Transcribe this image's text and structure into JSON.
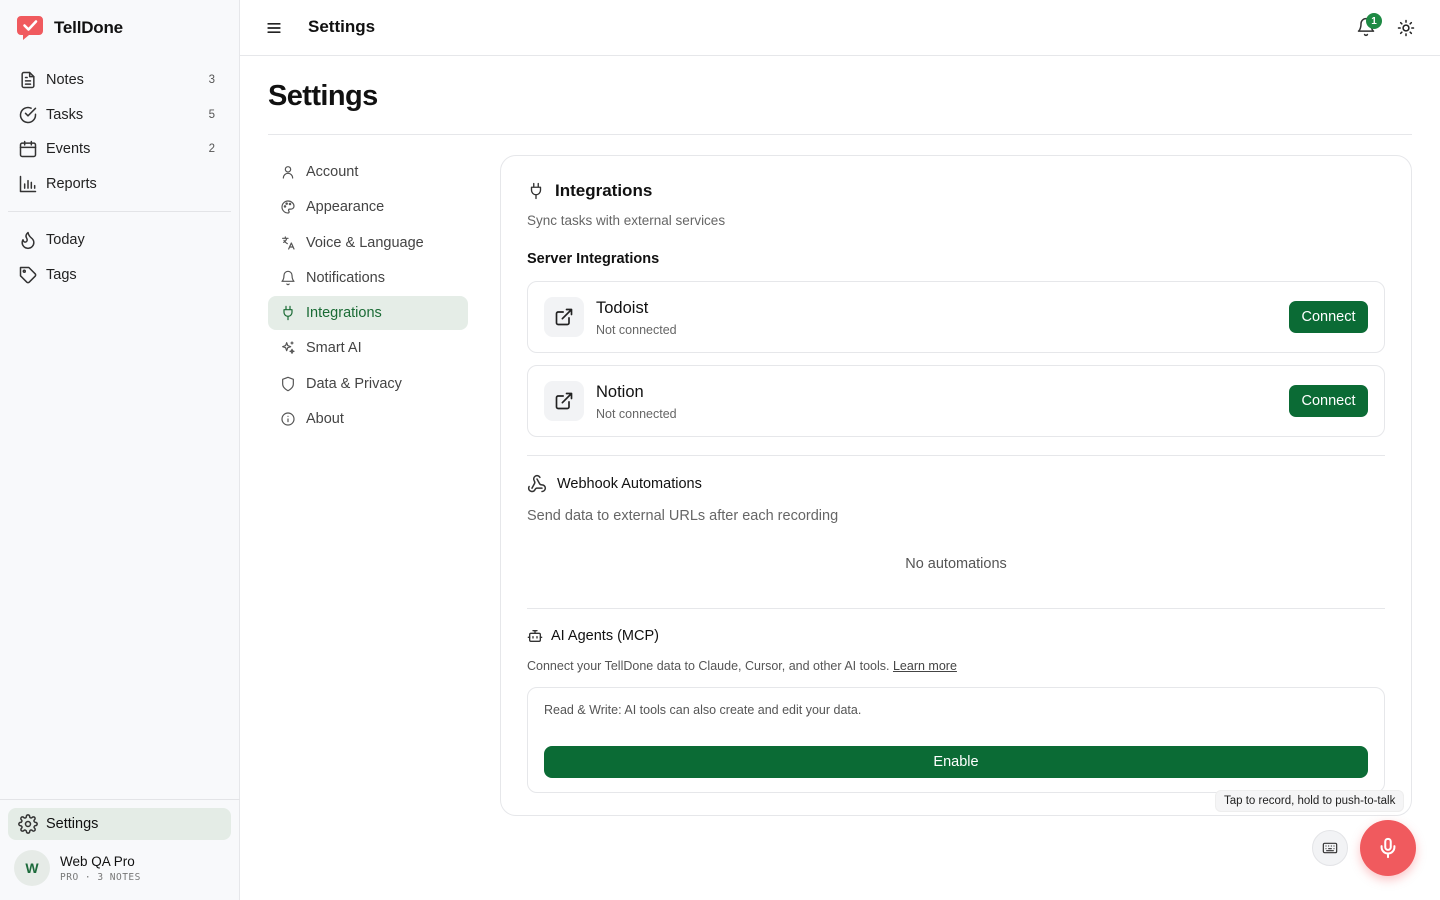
{
  "app": {
    "name": "TellDone"
  },
  "sidebar": {
    "items": [
      {
        "label": "Notes",
        "count": "3",
        "icon": "file-text-icon"
      },
      {
        "label": "Tasks",
        "count": "5",
        "icon": "check-circle-icon"
      },
      {
        "label": "Events",
        "count": "2",
        "icon": "calendar-icon"
      },
      {
        "label": "Reports",
        "count": "",
        "icon": "bar-chart-icon"
      }
    ],
    "secondary": [
      {
        "label": "Today",
        "icon": "flame-icon"
      },
      {
        "label": "Tags",
        "icon": "tag-icon"
      }
    ],
    "settings_label": "Settings",
    "user": {
      "initial": "W",
      "name": "Web QA Pro",
      "meta": "PRO · 3 NOTES"
    }
  },
  "topbar": {
    "title": "Settings",
    "notification_count": "1"
  },
  "page": {
    "title": "Settings"
  },
  "settings_nav": [
    {
      "label": "Account",
      "icon": "user-icon"
    },
    {
      "label": "Appearance",
      "icon": "palette-icon"
    },
    {
      "label": "Voice & Language",
      "icon": "languages-icon"
    },
    {
      "label": "Notifications",
      "icon": "bell-icon"
    },
    {
      "label": "Integrations",
      "icon": "plug-icon",
      "active": true
    },
    {
      "label": "Smart AI",
      "icon": "sparkles-icon"
    },
    {
      "label": "Data & Privacy",
      "icon": "shield-icon"
    },
    {
      "label": "About",
      "icon": "info-icon"
    }
  ],
  "integrations": {
    "title": "Integrations",
    "subtitle": "Sync tasks with external services",
    "server_heading": "Server Integrations",
    "services": [
      {
        "name": "Todoist",
        "status": "Not connected",
        "button": "Connect"
      },
      {
        "name": "Notion",
        "status": "Not connected",
        "button": "Connect"
      }
    ],
    "webhooks": {
      "title": "Webhook Automations",
      "subtitle": "Send data to external URLs after each recording",
      "empty": "No automations"
    },
    "mcp": {
      "title": "AI Agents (MCP)",
      "description": "Connect your TellDone data to Claude, Cursor, and other AI tools.",
      "learn_more": "Learn more",
      "note": "Read & Write: AI tools can also create and edit your data.",
      "button": "Enable"
    }
  },
  "floating": {
    "tooltip": "Tap to record, hold to push-to-talk"
  },
  "colors": {
    "brand": "#0b6b35",
    "accent_red": "#f05a5e",
    "active_bg": "#e5ede7"
  }
}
-- -- --
Leaving the pictures aside, transcribe the entire listing exactly.

» OUTPUT FOR THIS TASK:
Transcribe this image's text and structure into JSON.
{
  "app": {
    "name": "TellDone"
  },
  "sidebar": {
    "items": [
      {
        "label": "Notes",
        "count": "3",
        "icon": "file-text-icon"
      },
      {
        "label": "Tasks",
        "count": "5",
        "icon": "check-circle-icon"
      },
      {
        "label": "Events",
        "count": "2",
        "icon": "calendar-icon"
      },
      {
        "label": "Reports",
        "count": "",
        "icon": "bar-chart-icon"
      }
    ],
    "secondary": [
      {
        "label": "Today",
        "icon": "flame-icon"
      },
      {
        "label": "Tags",
        "icon": "tag-icon"
      }
    ],
    "settings_label": "Settings",
    "user": {
      "initial": "W",
      "name": "Web QA Pro",
      "meta": "PRO · 3 NOTES"
    }
  },
  "topbar": {
    "title": "Settings",
    "notification_count": "1"
  },
  "page": {
    "title": "Settings"
  },
  "settings_nav": [
    {
      "label": "Account",
      "icon": "user-icon"
    },
    {
      "label": "Appearance",
      "icon": "palette-icon"
    },
    {
      "label": "Voice & Language",
      "icon": "languages-icon"
    },
    {
      "label": "Notifications",
      "icon": "bell-icon"
    },
    {
      "label": "Integrations",
      "icon": "plug-icon",
      "active": true
    },
    {
      "label": "Smart AI",
      "icon": "sparkles-icon"
    },
    {
      "label": "Data & Privacy",
      "icon": "shield-icon"
    },
    {
      "label": "About",
      "icon": "info-icon"
    }
  ],
  "integrations": {
    "title": "Integrations",
    "subtitle": "Sync tasks with external services",
    "server_heading": "Server Integrations",
    "services": [
      {
        "name": "Todoist",
        "status": "Not connected",
        "button": "Connect"
      },
      {
        "name": "Notion",
        "status": "Not connected",
        "button": "Connect"
      }
    ],
    "webhooks": {
      "title": "Webhook Automations",
      "subtitle": "Send data to external URLs after each recording",
      "empty": "No automations"
    },
    "mcp": {
      "title": "AI Agents (MCP)",
      "description": "Connect your TellDone data to Claude, Cursor, and other AI tools.",
      "learn_more": "Learn more",
      "note": "Read & Write: AI tools can also create and edit your data.",
      "button": "Enable"
    }
  },
  "floating": {
    "tooltip": "Tap to record, hold to push-to-talk"
  },
  "colors": {
    "brand": "#0b6b35",
    "accent_red": "#f05a5e",
    "active_bg": "#e5ede7"
  }
}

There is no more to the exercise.